## Records from a collection of figures
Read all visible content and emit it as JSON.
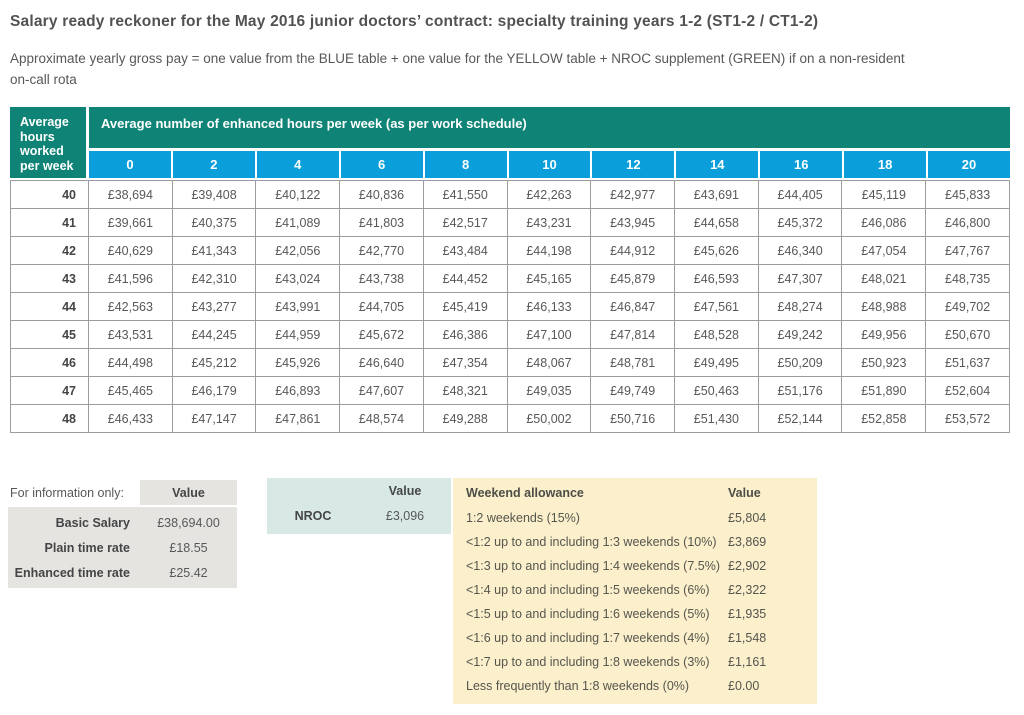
{
  "colors": {
    "teal_header": "#0E8376",
    "blue_header": "#0A9FDB",
    "grid_border": "#9A9C9E",
    "info_bg": "#E6E4E0",
    "nroc_bg": "#D8E9E5",
    "weekend_bg": "#FBEFCC",
    "title_text": "#525254",
    "body_text": "#57585A"
  },
  "header": {
    "title": "Salary ready reckoner for the May 2016 junior doctors’ contract: specialty training years 1-2 (ST1-2 / CT1-2)",
    "subtitle_line1": "Approximate yearly gross pay = one value from the BLUE table + one value for the YELLOW table + NROC supplement (GREEN) if on a non-resident",
    "subtitle_line2": "on-call rota"
  },
  "main_table": {
    "corner_header": "Average hours worked per week",
    "group_header": "Average number of enhanced hours per week (as per work schedule)",
    "column_headers": [
      "0",
      "2",
      "4",
      "6",
      "8",
      "10",
      "12",
      "14",
      "16",
      "18",
      "20"
    ],
    "rows": [
      {
        "hours": "40",
        "values": [
          "£38,694",
          "£39,408",
          "£40,122",
          "£40,836",
          "£41,550",
          "£42,263",
          "£42,977",
          "£43,691",
          "£44,405",
          "£45,119",
          "£45,833"
        ]
      },
      {
        "hours": "41",
        "values": [
          "£39,661",
          "£40,375",
          "£41,089",
          "£41,803",
          "£42,517",
          "£43,231",
          "£43,945",
          "£44,658",
          "£45,372",
          "£46,086",
          "£46,800"
        ]
      },
      {
        "hours": "42",
        "values": [
          "£40,629",
          "£41,343",
          "£42,056",
          "£42,770",
          "£43,484",
          "£44,198",
          "£44,912",
          "£45,626",
          "£46,340",
          "£47,054",
          "£47,767"
        ]
      },
      {
        "hours": "43",
        "values": [
          "£41,596",
          "£42,310",
          "£43,024",
          "£43,738",
          "£44,452",
          "£45,165",
          "£45,879",
          "£46,593",
          "£47,307",
          "£48,021",
          "£48,735"
        ]
      },
      {
        "hours": "44",
        "values": [
          "£42,563",
          "£43,277",
          "£43,991",
          "£44,705",
          "£45,419",
          "£46,133",
          "£46,847",
          "£47,561",
          "£48,274",
          "£48,988",
          "£49,702"
        ]
      },
      {
        "hours": "45",
        "values": [
          "£43,531",
          "£44,245",
          "£44,959",
          "£45,672",
          "£46,386",
          "£47,100",
          "£47,814",
          "£48,528",
          "£49,242",
          "£49,956",
          "£50,670"
        ]
      },
      {
        "hours": "46",
        "values": [
          "£44,498",
          "£45,212",
          "£45,926",
          "£46,640",
          "£47,354",
          "£48,067",
          "£48,781",
          "£49,495",
          "£50,209",
          "£50,923",
          "£51,637"
        ]
      },
      {
        "hours": "47",
        "values": [
          "£45,465",
          "£46,179",
          "£46,893",
          "£47,607",
          "£48,321",
          "£49,035",
          "£49,749",
          "£50,463",
          "£51,176",
          "£51,890",
          "£52,604"
        ]
      },
      {
        "hours": "48",
        "values": [
          "£46,433",
          "£47,147",
          "£47,861",
          "£48,574",
          "£49,288",
          "£50,002",
          "£50,716",
          "£51,430",
          "£52,144",
          "£52,858",
          "£53,572"
        ]
      }
    ]
  },
  "info_table": {
    "caption": "For information only:",
    "value_header": "Value",
    "rows": [
      {
        "label": "Basic Salary",
        "value": "£38,694.00"
      },
      {
        "label": "Plain time rate",
        "value": "£18.55"
      },
      {
        "label": "Enhanced time rate",
        "value": "£25.42"
      }
    ]
  },
  "nroc_table": {
    "value_header": "Value",
    "row": {
      "label": "NROC",
      "value": "£3,096"
    }
  },
  "weekend_table": {
    "label_header": "Weekend allowance",
    "value_header": "Value",
    "rows": [
      {
        "label": "1:2 weekends (15%)",
        "value": "£5,804"
      },
      {
        "label": "<1:2 up to and including 1:3 weekends (10%)",
        "value": "£3,869"
      },
      {
        "label": "<1:3 up to and including 1:4 weekends (7.5%)",
        "value": "£2,902"
      },
      {
        "label": "<1:4 up to and including 1:5 weekends (6%)",
        "value": "£2,322"
      },
      {
        "label": "<1:5 up to and including 1:6 weekends (5%)",
        "value": "£1,935"
      },
      {
        "label": "<1:6 up to and including 1:7 weekends (4%)",
        "value": "£1,548"
      },
      {
        "label": "<1:7 up to and including 1:8 weekends (3%)",
        "value": "£1,161"
      },
      {
        "label": "Less frequently than 1:8 weekends (0%)",
        "value": "£0.00"
      }
    ]
  }
}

## Set task
Copy the whole listing above word for word but do not carry over the pictures.

## Output
Read all visible content and emit it as JSON.
{
  "colors": {
    "teal_header": "#0E8376",
    "blue_header": "#0A9FDB",
    "grid_border": "#9A9C9E",
    "info_bg": "#E6E4E0",
    "nroc_bg": "#D8E9E5",
    "weekend_bg": "#FBEFCC",
    "title_text": "#525254",
    "body_text": "#57585A"
  },
  "header": {
    "title": "Salary ready reckoner for the May 2016 junior doctors’ contract: specialty training years 1-2 (ST1-2 / CT1-2)",
    "subtitle_line1": "Approximate yearly gross pay = one value from the BLUE table + one value for the YELLOW table + NROC supplement (GREEN) if on a non-resident",
    "subtitle_line2": "on-call rota"
  },
  "main_table": {
    "corner_header": "Average hours worked per week",
    "group_header": "Average number of enhanced hours per week (as per work schedule)",
    "column_headers": [
      "0",
      "2",
      "4",
      "6",
      "8",
      "10",
      "12",
      "14",
      "16",
      "18",
      "20"
    ],
    "rows": [
      {
        "hours": "40",
        "values": [
          "£38,694",
          "£39,408",
          "£40,122",
          "£40,836",
          "£41,550",
          "£42,263",
          "£42,977",
          "£43,691",
          "£44,405",
          "£45,119",
          "£45,833"
        ]
      },
      {
        "hours": "41",
        "values": [
          "£39,661",
          "£40,375",
          "£41,089",
          "£41,803",
          "£42,517",
          "£43,231",
          "£43,945",
          "£44,658",
          "£45,372",
          "£46,086",
          "£46,800"
        ]
      },
      {
        "hours": "42",
        "values": [
          "£40,629",
          "£41,343",
          "£42,056",
          "£42,770",
          "£43,484",
          "£44,198",
          "£44,912",
          "£45,626",
          "£46,340",
          "£47,054",
          "£47,767"
        ]
      },
      {
        "hours": "43",
        "values": [
          "£41,596",
          "£42,310",
          "£43,024",
          "£43,738",
          "£44,452",
          "£45,165",
          "£45,879",
          "£46,593",
          "£47,307",
          "£48,021",
          "£48,735"
        ]
      },
      {
        "hours": "44",
        "values": [
          "£42,563",
          "£43,277",
          "£43,991",
          "£44,705",
          "£45,419",
          "£46,133",
          "£46,847",
          "£47,561",
          "£48,274",
          "£48,988",
          "£49,702"
        ]
      },
      {
        "hours": "45",
        "values": [
          "£43,531",
          "£44,245",
          "£44,959",
          "£45,672",
          "£46,386",
          "£47,100",
          "£47,814",
          "£48,528",
          "£49,242",
          "£49,956",
          "£50,670"
        ]
      },
      {
        "hours": "46",
        "values": [
          "£44,498",
          "£45,212",
          "£45,926",
          "£46,640",
          "£47,354",
          "£48,067",
          "£48,781",
          "£49,495",
          "£50,209",
          "£50,923",
          "£51,637"
        ]
      },
      {
        "hours": "47",
        "values": [
          "£45,465",
          "£46,179",
          "£46,893",
          "£47,607",
          "£48,321",
          "£49,035",
          "£49,749",
          "£50,463",
          "£51,176",
          "£51,890",
          "£52,604"
        ]
      },
      {
        "hours": "48",
        "values": [
          "£46,433",
          "£47,147",
          "£47,861",
          "£48,574",
          "£49,288",
          "£50,002",
          "£50,716",
          "£51,430",
          "£52,144",
          "£52,858",
          "£53,572"
        ]
      }
    ]
  },
  "info_table": {
    "caption": "For information only:",
    "value_header": "Value",
    "rows": [
      {
        "label": "Basic Salary",
        "value": "£38,694.00"
      },
      {
        "label": "Plain time rate",
        "value": "£18.55"
      },
      {
        "label": "Enhanced time rate",
        "value": "£25.42"
      }
    ]
  },
  "nroc_table": {
    "value_header": "Value",
    "row": {
      "label": "NROC",
      "value": "£3,096"
    }
  },
  "weekend_table": {
    "label_header": "Weekend allowance",
    "value_header": "Value",
    "rows": [
      {
        "label": "1:2 weekends (15%)",
        "value": "£5,804"
      },
      {
        "label": "<1:2 up to and including 1:3 weekends (10%)",
        "value": "£3,869"
      },
      {
        "label": "<1:3 up to and including 1:4 weekends (7.5%)",
        "value": "£2,902"
      },
      {
        "label": "<1:4 up to and including 1:5 weekends (6%)",
        "value": "£2,322"
      },
      {
        "label": "<1:5 up to and including 1:6 weekends (5%)",
        "value": "£1,935"
      },
      {
        "label": "<1:6 up to and including 1:7 weekends (4%)",
        "value": "£1,548"
      },
      {
        "label": "<1:7 up to and including 1:8 weekends (3%)",
        "value": "£1,161"
      },
      {
        "label": "Less frequently than 1:8 weekends (0%)",
        "value": "£0.00"
      }
    ]
  }
}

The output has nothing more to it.